Search the records for "triangle" and copy each line that holds it.
·····
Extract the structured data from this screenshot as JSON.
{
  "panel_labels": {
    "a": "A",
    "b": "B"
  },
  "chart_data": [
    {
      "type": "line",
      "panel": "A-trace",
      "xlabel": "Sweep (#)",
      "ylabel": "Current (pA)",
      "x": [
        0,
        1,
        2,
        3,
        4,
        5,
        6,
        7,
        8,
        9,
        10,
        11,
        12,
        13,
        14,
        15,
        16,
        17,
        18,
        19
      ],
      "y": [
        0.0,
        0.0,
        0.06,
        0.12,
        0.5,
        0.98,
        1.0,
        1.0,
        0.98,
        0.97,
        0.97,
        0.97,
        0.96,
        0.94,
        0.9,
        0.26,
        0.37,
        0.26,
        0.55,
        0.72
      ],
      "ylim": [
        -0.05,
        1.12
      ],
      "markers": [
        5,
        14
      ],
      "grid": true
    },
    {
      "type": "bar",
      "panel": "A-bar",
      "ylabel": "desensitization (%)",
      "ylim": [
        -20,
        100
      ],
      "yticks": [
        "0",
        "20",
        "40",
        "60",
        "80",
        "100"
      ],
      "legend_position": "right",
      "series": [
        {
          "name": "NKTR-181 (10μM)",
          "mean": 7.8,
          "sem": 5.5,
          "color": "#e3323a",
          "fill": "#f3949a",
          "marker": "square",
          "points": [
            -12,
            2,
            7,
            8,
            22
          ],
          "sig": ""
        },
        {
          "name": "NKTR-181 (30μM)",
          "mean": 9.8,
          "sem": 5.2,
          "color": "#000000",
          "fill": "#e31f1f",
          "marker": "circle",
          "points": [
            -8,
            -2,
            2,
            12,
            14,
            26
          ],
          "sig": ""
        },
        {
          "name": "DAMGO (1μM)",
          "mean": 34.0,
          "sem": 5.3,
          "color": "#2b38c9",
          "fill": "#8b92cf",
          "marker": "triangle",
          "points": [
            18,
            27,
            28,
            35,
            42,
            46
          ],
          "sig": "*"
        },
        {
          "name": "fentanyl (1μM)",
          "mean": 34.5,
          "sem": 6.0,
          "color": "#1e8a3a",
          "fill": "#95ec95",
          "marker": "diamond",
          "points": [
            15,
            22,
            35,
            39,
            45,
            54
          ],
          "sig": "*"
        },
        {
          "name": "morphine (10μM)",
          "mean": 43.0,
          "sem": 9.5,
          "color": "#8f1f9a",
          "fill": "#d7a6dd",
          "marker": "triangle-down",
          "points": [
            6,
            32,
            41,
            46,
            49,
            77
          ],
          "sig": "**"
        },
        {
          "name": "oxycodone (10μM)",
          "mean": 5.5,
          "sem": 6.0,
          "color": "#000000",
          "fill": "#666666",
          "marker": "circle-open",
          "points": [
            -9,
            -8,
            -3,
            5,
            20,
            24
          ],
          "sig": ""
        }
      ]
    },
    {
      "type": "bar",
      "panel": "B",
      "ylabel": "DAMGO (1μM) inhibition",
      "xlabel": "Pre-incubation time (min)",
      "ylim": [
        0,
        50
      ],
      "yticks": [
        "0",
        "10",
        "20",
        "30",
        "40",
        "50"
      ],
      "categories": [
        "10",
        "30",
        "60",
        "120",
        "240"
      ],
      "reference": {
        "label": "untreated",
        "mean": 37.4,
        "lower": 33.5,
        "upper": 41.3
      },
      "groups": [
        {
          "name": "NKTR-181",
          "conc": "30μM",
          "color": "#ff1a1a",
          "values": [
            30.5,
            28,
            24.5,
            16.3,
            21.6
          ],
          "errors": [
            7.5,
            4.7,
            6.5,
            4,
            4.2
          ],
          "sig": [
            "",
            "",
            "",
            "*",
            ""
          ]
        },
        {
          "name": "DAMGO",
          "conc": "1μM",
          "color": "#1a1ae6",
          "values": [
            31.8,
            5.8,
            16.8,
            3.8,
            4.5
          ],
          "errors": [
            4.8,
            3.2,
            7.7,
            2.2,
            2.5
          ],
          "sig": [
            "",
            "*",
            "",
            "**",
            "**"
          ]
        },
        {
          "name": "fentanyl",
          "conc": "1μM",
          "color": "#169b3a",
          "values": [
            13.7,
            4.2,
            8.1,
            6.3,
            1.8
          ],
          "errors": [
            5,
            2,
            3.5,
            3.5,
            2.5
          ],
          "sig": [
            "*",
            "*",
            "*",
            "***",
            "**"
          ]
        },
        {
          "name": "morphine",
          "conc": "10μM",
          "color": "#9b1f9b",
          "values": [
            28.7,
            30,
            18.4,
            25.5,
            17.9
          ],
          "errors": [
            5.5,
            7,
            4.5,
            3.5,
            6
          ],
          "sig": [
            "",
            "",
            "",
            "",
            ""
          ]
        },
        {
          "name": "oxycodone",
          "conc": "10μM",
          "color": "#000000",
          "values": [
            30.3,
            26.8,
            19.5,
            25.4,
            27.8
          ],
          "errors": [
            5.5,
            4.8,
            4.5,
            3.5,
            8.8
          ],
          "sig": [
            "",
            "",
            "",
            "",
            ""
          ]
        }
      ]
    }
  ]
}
·····
● **Worked solution**:
          "marker": "triangle",
          "marker": "triangle-down",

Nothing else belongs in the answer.